### DO THIS:
Scan the listing below and copy every line holding "label".

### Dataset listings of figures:
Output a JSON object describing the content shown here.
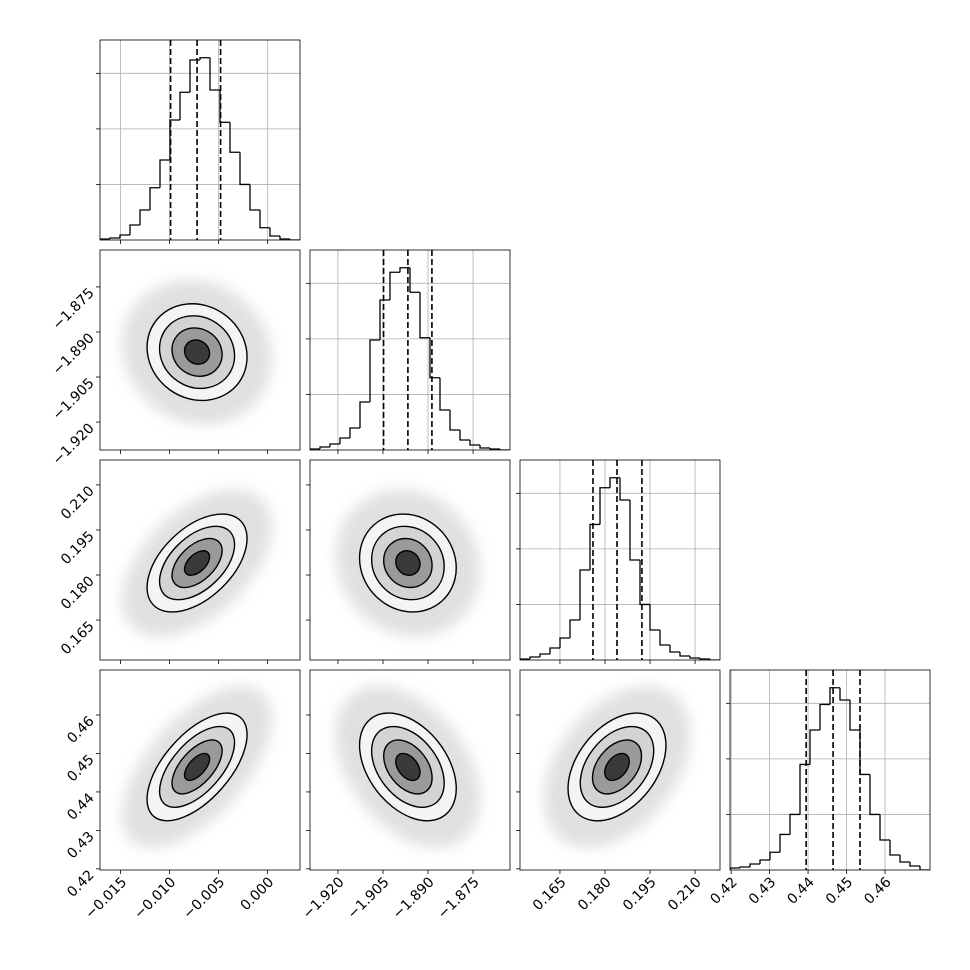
{
  "chart_data": {
    "type": "corner",
    "grid": true,
    "line_color": "#000000",
    "ylim": [
      0,
      1800
    ],
    "yticks": [
      500,
      1000,
      1500
    ],
    "parameters": [
      {
        "xlim": [
          -0.0171,
          0.0033
        ],
        "xticks": [
          {
            "value": -0.015,
            "label": "−0.015"
          },
          {
            "value": -0.01,
            "label": "−0.010"
          },
          {
            "value": -0.005,
            "label": "−0.005"
          },
          {
            "value": 0,
            "label": "0.000"
          }
        ],
        "bins": [
          -0.0171,
          -0.01608,
          -0.01506,
          -0.01404,
          -0.01302,
          -0.012,
          -0.01098,
          -0.00996,
          -0.00894,
          -0.00792,
          -0.0069,
          -0.00588,
          -0.00486,
          -0.00384,
          -0.00282,
          -0.0018,
          -0.00078,
          0.00024,
          0.00126,
          0.00228,
          0.0033
        ],
        "counts": [
          9,
          18,
          45,
          135,
          270,
          470,
          720,
          1080,
          1330,
          1620,
          1640,
          1350,
          1060,
          790,
          500,
          270,
          110,
          36,
          9,
          0
        ],
        "quantiles": [
          -0.0099,
          -0.0072,
          -0.0048
        ],
        "corr": []
      },
      {
        "xlim": [
          -1.9293,
          -1.8627
        ],
        "xticks": [
          {
            "value": -1.92,
            "label": "−1.920"
          },
          {
            "value": -1.905,
            "label": "−1.905"
          },
          {
            "value": -1.89,
            "label": "−1.890"
          },
          {
            "value": -1.875,
            "label": "−1.875"
          }
        ],
        "bins": [
          -1.9293,
          -1.92597,
          -1.92264,
          -1.91931,
          -1.91598,
          -1.91265,
          -1.90932,
          -1.90599,
          -1.90266,
          -1.89933,
          -1.896,
          -1.89267,
          -1.88934,
          -1.88601,
          -1.88268,
          -1.87935,
          -1.87602,
          -1.87269,
          -1.86936,
          -1.86603,
          -1.8627
        ],
        "counts": [
          9,
          27,
          54,
          108,
          198,
          432,
          990,
          1350,
          1600,
          1640,
          1420,
          1010,
          650,
          360,
          180,
          90,
          45,
          18,
          9,
          0
        ],
        "quantiles": [
          -1.9048,
          -1.8967,
          -1.8887
        ],
        "corr": [
          -0.1
        ]
      },
      {
        "xlim": [
          0.1517,
          0.2183
        ],
        "xticks": [
          0.165,
          {
            "value": 0.18,
            "label": "0.180"
          },
          0.195,
          {
            "value": 0.21,
            "label": "0.210"
          }
        ],
        "bins": [
          0.1517,
          0.15503,
          0.15836,
          0.16169,
          0.16502,
          0.16835,
          0.17168,
          0.17501,
          0.17834,
          0.18167,
          0.185,
          0.18833,
          0.19166,
          0.19499,
          0.19832,
          0.20165,
          0.20498,
          0.20831,
          0.21164,
          0.21497,
          0.2183
        ],
        "counts": [
          9,
          27,
          54,
          108,
          198,
          360,
          810,
          1220,
          1550,
          1640,
          1440,
          900,
          500,
          270,
          135,
          72,
          36,
          18,
          9,
          0
        ],
        "quantiles": [
          0.176,
          0.184,
          0.1923
        ],
        "corr": [
          0.5,
          -0.1
        ]
      },
      {
        "xlim": [
          0.4197,
          0.4717
        ],
        "xticks": [
          0.42,
          0.43,
          0.44,
          0.45,
          0.46
        ],
        "bins": [
          0.4197,
          0.4223,
          0.4249,
          0.4275,
          0.4301,
          0.4327,
          0.4353,
          0.4379,
          0.4405,
          0.4431,
          0.4457,
          0.4483,
          0.4509,
          0.4535,
          0.4561,
          0.4587,
          0.4613,
          0.4639,
          0.4665,
          0.4691,
          0.4717
        ],
        "counts": [
          18,
          27,
          54,
          90,
          160,
          320,
          500,
          950,
          1260,
          1490,
          1640,
          1530,
          1260,
          860,
          500,
          270,
          135,
          72,
          36,
          0
        ],
        "quantiles": [
          0.4395,
          0.4465,
          0.4535
        ],
        "corr": [
          0.6,
          -0.4,
          0.4
        ]
      }
    ]
  }
}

### WRITTEN RESPONSE:
            "label": "−0.015"
            "label": "−0.010"
            "label": "−0.005"
            "label": "0.000"
            "label": "−1.920"
            "label": "−1.905"
            "label": "−1.890"
            "label": "−1.875"
            "label": "0.180"
            "label": "0.210"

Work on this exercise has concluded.